Using the data beneath, show every line that includes the word "source".

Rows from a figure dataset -
# # # # #

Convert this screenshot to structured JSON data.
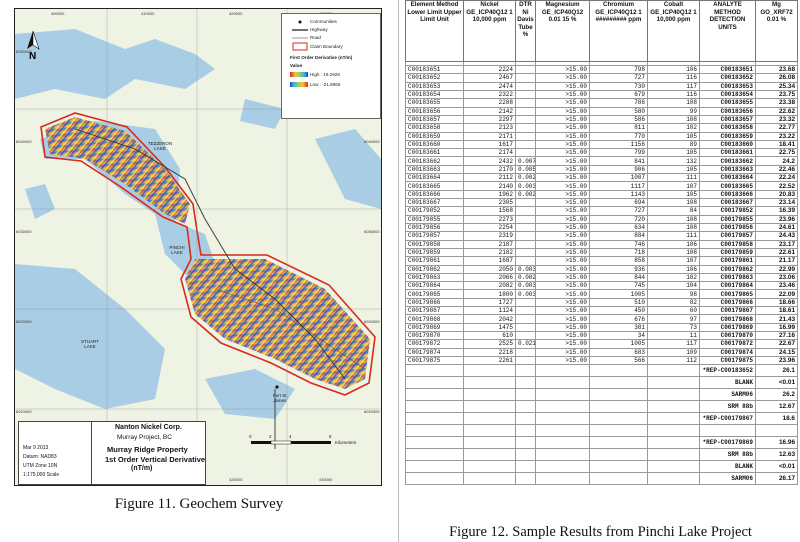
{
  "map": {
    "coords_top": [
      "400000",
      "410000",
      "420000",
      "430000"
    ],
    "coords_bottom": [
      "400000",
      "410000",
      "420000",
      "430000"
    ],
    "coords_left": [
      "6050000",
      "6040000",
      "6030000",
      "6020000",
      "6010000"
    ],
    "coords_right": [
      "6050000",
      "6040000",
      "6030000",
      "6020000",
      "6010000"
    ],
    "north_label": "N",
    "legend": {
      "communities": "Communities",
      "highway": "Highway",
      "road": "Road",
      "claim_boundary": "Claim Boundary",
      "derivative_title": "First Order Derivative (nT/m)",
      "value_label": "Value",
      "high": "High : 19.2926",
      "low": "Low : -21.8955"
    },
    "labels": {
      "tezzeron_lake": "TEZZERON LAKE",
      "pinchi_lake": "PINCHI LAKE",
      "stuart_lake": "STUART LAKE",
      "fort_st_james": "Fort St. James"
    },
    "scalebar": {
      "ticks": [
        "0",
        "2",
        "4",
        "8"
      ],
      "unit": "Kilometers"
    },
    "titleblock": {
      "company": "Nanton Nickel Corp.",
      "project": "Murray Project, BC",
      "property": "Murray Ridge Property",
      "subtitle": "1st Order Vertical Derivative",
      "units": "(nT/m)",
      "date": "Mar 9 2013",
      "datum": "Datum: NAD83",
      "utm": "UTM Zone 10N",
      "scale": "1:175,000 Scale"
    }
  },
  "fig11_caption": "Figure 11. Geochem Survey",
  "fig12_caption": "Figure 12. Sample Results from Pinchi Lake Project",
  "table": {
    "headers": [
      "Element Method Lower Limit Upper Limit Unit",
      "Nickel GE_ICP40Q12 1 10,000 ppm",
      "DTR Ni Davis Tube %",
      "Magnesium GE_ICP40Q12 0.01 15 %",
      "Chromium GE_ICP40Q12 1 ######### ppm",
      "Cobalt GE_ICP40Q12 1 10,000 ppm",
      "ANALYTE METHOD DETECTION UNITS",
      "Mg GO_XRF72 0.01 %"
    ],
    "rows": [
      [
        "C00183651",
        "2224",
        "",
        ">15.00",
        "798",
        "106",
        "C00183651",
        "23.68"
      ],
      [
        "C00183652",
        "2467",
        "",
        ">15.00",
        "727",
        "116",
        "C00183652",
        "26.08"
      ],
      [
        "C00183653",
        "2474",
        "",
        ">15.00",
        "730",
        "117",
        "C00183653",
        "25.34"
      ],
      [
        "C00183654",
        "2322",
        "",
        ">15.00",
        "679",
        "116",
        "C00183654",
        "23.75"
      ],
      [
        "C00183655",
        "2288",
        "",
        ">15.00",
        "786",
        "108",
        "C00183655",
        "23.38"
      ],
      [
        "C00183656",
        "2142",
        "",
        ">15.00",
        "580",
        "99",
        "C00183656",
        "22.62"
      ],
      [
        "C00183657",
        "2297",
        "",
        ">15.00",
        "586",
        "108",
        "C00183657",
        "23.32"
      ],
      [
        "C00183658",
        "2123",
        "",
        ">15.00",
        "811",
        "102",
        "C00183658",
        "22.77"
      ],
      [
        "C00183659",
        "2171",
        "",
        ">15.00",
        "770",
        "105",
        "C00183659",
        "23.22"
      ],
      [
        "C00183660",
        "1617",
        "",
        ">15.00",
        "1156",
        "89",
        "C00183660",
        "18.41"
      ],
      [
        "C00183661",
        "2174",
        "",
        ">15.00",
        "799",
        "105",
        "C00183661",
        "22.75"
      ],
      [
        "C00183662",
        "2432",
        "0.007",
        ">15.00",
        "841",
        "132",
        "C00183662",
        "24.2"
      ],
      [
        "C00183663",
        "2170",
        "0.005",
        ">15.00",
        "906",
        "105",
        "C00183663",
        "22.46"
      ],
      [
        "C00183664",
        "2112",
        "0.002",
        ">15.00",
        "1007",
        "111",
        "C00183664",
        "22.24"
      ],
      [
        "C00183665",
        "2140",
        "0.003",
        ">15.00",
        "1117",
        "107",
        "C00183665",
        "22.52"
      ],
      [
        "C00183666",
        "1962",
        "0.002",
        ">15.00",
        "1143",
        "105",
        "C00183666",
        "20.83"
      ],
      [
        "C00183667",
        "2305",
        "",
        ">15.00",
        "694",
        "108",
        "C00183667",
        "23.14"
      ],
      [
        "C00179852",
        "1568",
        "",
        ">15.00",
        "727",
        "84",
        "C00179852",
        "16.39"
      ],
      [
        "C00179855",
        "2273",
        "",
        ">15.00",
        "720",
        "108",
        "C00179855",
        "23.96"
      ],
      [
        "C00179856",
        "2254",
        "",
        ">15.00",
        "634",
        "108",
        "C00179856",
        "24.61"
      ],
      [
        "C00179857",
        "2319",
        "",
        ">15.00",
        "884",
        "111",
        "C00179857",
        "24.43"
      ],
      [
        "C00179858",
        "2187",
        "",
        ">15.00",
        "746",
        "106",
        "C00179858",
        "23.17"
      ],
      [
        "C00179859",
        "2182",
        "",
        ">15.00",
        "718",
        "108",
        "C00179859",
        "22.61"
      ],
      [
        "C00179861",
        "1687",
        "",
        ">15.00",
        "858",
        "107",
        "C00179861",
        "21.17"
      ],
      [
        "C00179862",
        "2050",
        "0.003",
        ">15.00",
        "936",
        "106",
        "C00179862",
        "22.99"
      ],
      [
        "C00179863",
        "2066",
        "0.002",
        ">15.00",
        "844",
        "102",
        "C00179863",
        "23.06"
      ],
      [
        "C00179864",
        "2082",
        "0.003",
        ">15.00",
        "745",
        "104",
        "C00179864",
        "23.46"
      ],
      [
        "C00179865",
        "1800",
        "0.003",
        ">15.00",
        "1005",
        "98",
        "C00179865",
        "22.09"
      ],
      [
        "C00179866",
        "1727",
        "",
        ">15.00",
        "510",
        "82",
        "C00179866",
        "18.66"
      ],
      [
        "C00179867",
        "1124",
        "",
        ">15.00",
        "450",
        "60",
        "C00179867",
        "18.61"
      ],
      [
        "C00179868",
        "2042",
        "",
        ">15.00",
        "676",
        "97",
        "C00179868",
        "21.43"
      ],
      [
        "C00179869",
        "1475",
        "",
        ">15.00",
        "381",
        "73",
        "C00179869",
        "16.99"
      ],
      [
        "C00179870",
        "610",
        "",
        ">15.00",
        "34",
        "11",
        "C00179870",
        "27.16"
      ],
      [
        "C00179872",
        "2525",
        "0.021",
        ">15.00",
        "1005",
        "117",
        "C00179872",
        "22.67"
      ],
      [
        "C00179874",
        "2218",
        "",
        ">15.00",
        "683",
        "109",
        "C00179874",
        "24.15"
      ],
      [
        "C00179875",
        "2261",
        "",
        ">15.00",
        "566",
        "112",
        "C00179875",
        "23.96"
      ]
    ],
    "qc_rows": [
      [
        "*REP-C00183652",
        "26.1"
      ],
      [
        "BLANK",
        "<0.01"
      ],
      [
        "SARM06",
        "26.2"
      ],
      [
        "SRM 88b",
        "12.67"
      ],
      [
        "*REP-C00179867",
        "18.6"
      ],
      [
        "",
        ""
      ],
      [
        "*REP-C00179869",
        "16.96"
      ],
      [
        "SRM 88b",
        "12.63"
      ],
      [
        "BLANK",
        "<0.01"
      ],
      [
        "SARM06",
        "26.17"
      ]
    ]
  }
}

# # # # #

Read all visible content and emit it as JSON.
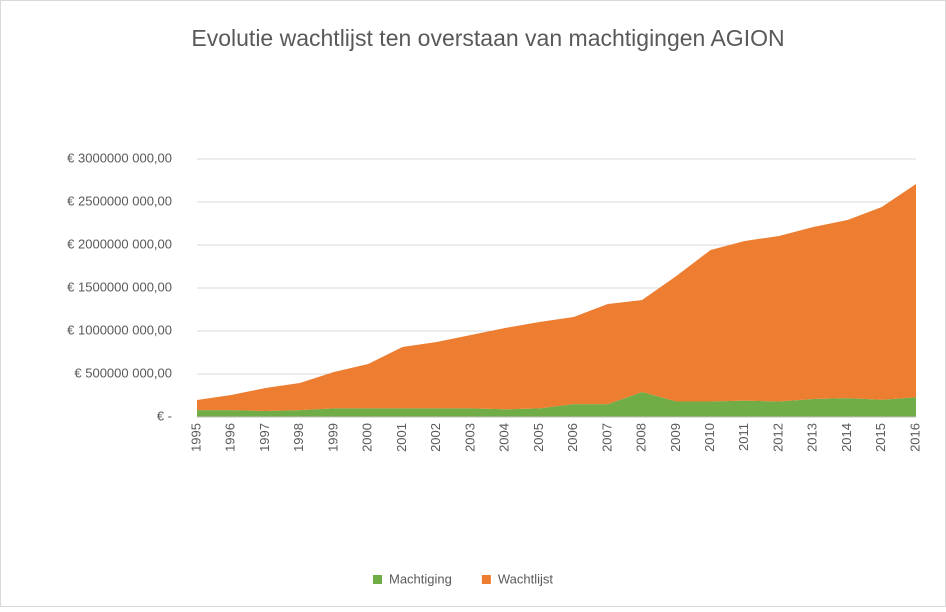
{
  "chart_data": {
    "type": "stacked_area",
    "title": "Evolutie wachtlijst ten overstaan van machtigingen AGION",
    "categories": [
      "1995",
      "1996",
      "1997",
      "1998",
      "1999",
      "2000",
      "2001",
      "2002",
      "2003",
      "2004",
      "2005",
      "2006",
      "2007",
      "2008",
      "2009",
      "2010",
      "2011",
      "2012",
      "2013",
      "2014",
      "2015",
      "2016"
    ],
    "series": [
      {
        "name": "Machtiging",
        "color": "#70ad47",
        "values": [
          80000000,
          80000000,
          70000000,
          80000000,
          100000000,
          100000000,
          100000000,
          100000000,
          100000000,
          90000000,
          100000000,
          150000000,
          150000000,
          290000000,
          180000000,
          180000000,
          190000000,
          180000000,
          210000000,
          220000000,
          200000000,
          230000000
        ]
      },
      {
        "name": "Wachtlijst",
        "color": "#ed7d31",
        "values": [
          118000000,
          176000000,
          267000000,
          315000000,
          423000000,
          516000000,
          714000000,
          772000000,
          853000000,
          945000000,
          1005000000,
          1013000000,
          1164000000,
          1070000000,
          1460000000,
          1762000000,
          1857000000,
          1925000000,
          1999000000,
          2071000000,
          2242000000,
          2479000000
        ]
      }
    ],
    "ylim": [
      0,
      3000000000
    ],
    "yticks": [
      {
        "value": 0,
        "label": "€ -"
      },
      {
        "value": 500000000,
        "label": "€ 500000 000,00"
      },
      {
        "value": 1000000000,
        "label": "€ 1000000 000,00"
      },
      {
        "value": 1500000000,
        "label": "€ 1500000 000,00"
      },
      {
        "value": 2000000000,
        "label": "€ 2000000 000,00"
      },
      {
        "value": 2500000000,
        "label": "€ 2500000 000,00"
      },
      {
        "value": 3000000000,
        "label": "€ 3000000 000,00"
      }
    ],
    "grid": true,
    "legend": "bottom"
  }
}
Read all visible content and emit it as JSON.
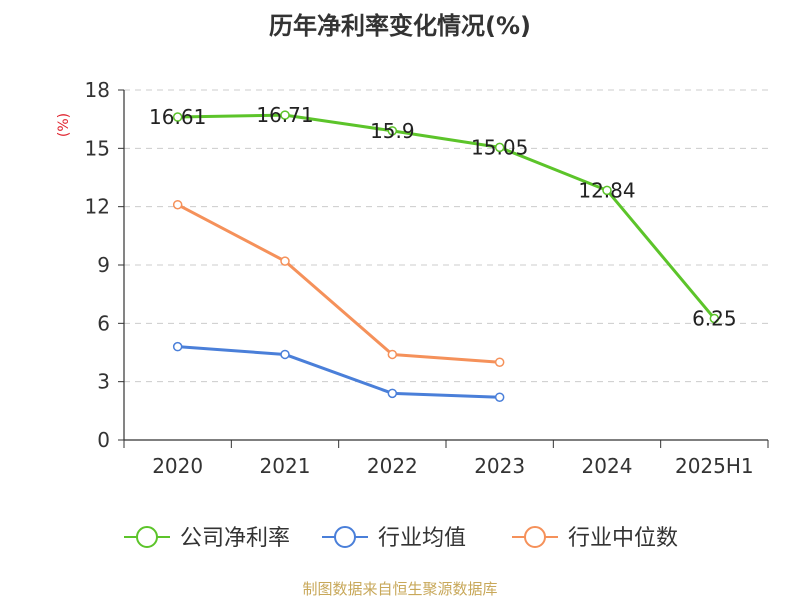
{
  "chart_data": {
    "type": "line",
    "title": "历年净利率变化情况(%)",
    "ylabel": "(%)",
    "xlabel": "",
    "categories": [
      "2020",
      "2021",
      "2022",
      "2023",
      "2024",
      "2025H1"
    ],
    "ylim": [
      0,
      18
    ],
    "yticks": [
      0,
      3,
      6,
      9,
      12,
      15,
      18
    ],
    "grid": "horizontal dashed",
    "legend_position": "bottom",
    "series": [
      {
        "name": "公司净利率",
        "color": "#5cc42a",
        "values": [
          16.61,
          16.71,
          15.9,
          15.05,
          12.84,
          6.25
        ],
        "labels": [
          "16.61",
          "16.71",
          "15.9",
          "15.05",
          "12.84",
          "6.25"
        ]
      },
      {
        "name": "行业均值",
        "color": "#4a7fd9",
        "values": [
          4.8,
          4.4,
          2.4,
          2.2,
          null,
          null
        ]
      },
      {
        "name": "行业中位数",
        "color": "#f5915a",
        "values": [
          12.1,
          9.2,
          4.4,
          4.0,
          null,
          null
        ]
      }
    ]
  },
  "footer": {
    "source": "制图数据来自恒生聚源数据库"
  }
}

# # # # #

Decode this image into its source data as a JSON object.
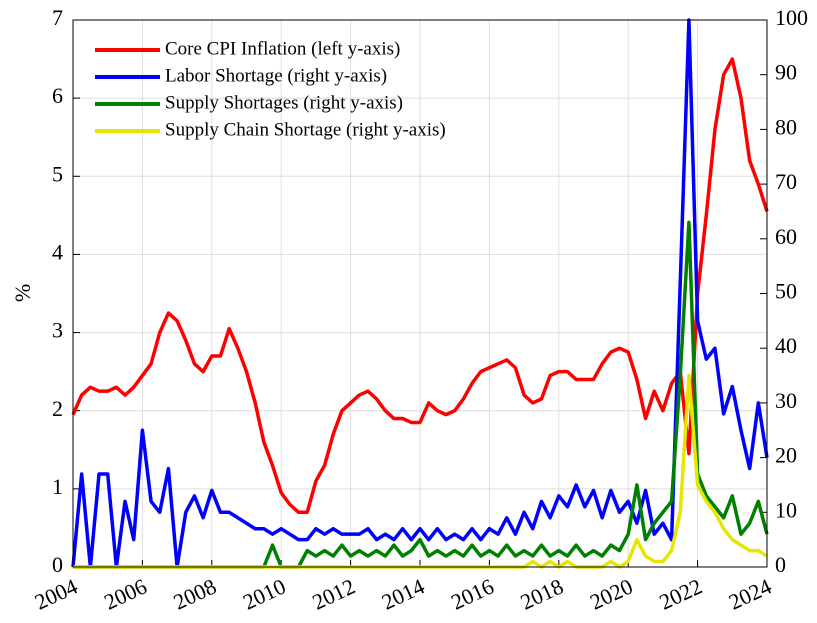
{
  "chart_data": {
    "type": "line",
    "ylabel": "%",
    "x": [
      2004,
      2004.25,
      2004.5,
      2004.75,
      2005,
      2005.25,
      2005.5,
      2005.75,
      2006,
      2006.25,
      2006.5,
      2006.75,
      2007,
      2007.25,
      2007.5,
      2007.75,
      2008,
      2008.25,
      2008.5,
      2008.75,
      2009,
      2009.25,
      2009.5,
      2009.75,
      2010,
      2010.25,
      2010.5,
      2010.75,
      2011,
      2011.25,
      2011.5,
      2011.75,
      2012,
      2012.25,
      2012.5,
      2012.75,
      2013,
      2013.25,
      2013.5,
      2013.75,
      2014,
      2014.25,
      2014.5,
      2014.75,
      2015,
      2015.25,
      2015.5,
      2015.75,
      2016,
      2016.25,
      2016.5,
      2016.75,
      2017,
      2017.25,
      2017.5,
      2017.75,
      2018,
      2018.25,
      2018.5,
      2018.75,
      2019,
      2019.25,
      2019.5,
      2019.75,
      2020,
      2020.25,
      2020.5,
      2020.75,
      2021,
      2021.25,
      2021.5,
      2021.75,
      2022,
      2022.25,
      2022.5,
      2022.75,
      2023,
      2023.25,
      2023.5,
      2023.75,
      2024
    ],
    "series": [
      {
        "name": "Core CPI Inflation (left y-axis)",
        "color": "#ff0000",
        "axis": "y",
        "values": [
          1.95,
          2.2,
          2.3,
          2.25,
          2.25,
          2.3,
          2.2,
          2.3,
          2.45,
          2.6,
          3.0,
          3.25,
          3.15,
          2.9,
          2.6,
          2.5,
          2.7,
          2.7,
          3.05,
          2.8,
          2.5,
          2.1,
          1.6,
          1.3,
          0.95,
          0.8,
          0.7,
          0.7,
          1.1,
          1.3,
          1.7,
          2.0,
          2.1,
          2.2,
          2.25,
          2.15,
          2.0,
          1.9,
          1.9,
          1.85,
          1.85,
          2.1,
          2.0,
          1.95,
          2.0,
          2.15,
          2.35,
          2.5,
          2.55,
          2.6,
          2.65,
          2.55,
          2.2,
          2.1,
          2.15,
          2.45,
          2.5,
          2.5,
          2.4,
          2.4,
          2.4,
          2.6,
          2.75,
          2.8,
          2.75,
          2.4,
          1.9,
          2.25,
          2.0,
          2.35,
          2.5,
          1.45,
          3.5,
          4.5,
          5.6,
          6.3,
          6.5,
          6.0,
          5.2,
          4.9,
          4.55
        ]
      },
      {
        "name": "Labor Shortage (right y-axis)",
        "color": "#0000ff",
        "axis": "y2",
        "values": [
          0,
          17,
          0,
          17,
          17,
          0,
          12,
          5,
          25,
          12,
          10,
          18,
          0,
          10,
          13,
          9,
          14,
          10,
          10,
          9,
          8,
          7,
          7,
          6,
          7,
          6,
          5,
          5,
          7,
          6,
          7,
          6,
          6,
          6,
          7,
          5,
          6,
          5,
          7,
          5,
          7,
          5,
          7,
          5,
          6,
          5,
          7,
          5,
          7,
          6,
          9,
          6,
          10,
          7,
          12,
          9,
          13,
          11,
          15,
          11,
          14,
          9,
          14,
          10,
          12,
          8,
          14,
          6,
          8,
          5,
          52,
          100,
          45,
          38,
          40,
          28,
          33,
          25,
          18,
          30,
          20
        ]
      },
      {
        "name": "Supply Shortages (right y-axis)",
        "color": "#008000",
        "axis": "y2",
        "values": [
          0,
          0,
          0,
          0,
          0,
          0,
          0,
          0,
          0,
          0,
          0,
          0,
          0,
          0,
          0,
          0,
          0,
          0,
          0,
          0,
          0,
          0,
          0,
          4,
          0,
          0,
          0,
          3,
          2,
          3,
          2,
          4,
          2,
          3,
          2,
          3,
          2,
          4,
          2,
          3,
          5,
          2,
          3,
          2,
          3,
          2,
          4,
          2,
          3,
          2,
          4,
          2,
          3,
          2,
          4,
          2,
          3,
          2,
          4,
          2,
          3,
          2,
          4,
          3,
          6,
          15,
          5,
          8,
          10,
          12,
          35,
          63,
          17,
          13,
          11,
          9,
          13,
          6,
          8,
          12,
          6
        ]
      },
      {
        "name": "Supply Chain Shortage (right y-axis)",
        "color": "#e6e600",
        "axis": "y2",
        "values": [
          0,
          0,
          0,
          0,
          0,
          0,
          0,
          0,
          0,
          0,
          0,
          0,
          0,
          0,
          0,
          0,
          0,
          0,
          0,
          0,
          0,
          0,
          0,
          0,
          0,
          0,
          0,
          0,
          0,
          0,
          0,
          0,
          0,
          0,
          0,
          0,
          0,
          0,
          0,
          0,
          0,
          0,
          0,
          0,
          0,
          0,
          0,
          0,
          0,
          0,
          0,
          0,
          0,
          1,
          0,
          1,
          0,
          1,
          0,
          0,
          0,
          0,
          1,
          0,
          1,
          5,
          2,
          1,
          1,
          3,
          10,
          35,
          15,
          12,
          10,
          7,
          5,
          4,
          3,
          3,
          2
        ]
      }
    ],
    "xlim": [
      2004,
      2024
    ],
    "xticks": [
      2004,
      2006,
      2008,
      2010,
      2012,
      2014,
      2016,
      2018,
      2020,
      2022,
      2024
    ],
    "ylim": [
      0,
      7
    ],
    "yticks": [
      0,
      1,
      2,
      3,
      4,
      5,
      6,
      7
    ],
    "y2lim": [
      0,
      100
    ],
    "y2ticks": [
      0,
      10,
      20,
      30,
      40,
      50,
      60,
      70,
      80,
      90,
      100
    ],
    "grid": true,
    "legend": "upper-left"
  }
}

# # # # #

Solution -
    "source": "制图数据来自恒生聚源数据库"
Decode this image into its source data as a JSON object.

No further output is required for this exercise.